──────── INPUT

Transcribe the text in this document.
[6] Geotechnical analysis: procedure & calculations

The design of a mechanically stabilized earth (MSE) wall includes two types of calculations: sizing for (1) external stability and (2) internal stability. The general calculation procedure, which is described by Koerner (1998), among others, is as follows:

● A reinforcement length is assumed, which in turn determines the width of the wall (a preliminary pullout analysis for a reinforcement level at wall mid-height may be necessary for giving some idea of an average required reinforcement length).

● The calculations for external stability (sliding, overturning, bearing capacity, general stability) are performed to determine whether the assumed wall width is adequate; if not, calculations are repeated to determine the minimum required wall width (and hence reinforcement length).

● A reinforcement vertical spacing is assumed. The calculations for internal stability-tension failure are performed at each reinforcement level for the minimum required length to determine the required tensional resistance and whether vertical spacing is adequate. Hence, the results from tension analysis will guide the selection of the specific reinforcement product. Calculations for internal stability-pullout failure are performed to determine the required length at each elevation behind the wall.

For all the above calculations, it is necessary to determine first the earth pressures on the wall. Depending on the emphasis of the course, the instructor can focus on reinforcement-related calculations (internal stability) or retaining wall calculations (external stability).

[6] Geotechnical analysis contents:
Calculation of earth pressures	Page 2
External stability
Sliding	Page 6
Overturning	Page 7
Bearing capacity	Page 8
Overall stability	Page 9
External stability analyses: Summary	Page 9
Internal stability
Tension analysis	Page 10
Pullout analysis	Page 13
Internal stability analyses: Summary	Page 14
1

────────────────

## GIVEN PROBLEM
Search the listing for the word "analyses" and return each line that holds it.

## RESPONSE TO THE TASK
External stability analyses: Summary	Page 9
Internal stability analyses: Summary	Page 14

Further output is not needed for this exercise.